» **Rows from a figure dataset**:
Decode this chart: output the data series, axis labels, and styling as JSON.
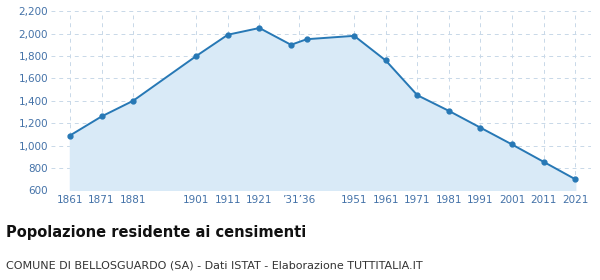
{
  "years": [
    1861,
    1871,
    1881,
    1901,
    1911,
    1921,
    1931,
    1936,
    1951,
    1961,
    1971,
    1981,
    1991,
    2001,
    2011,
    2021
  ],
  "population": [
    1090,
    1260,
    1400,
    1800,
    1990,
    2050,
    1900,
    1950,
    1980,
    1760,
    1450,
    1310,
    1160,
    1010,
    855,
    700
  ],
  "x_tick_positions": [
    1861,
    1871,
    1881,
    1901,
    1911,
    1921,
    1933.5,
    1951,
    1961,
    1971,
    1981,
    1991,
    2001,
    2011,
    2021
  ],
  "x_tick_labels": [
    "1861",
    "1871",
    "1881",
    "1901",
    "1911",
    "1921",
    "’31’36",
    "1951",
    "1961",
    "1971",
    "1981",
    "1991",
    "2001",
    "2011",
    "2021"
  ],
  "ylim": [
    600,
    2200
  ],
  "yticks": [
    600,
    800,
    1000,
    1200,
    1400,
    1600,
    1800,
    2000,
    2200
  ],
  "xlim_left": 1855,
  "xlim_right": 2026,
  "line_color": "#2778b5",
  "fill_color": "#d9eaf7",
  "marker_color": "#2778b5",
  "bg_color": "#ffffff",
  "grid_color": "#c8d8e8",
  "title": "Popolazione residente ai censimenti",
  "subtitle": "COMUNE DI BELLOSGUARDO (SA) - Dati ISTAT - Elaborazione TUTTITALIA.IT",
  "title_fontsize": 10.5,
  "subtitle_fontsize": 8.0,
  "tick_fontsize": 7.5,
  "tick_color": "#4472a8"
}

» **GIVEN TASK**:
Write out every line above exactly as it is, leaving out the pictures.

» **ANSWER TO THE PROBLEM**:
Decode this chart: output the data series, axis labels, and styling as JSON.
{
  "years": [
    1861,
    1871,
    1881,
    1901,
    1911,
    1921,
    1931,
    1936,
    1951,
    1961,
    1971,
    1981,
    1991,
    2001,
    2011,
    2021
  ],
  "population": [
    1090,
    1260,
    1400,
    1800,
    1990,
    2050,
    1900,
    1950,
    1980,
    1760,
    1450,
    1310,
    1160,
    1010,
    855,
    700
  ],
  "x_tick_positions": [
    1861,
    1871,
    1881,
    1901,
    1911,
    1921,
    1933.5,
    1951,
    1961,
    1971,
    1981,
    1991,
    2001,
    2011,
    2021
  ],
  "x_tick_labels": [
    "1861",
    "1871",
    "1881",
    "1901",
    "1911",
    "1921",
    "’31’36",
    "1951",
    "1961",
    "1971",
    "1981",
    "1991",
    "2001",
    "2011",
    "2021"
  ],
  "ylim": [
    600,
    2200
  ],
  "yticks": [
    600,
    800,
    1000,
    1200,
    1400,
    1600,
    1800,
    2000,
    2200
  ],
  "xlim_left": 1855,
  "xlim_right": 2026,
  "line_color": "#2778b5",
  "fill_color": "#d9eaf7",
  "marker_color": "#2778b5",
  "bg_color": "#ffffff",
  "grid_color": "#c8d8e8",
  "title": "Popolazione residente ai censimenti",
  "subtitle": "COMUNE DI BELLOSGUARDO (SA) - Dati ISTAT - Elaborazione TUTTITALIA.IT",
  "title_fontsize": 10.5,
  "subtitle_fontsize": 8.0,
  "tick_fontsize": 7.5,
  "tick_color": "#4472a8"
}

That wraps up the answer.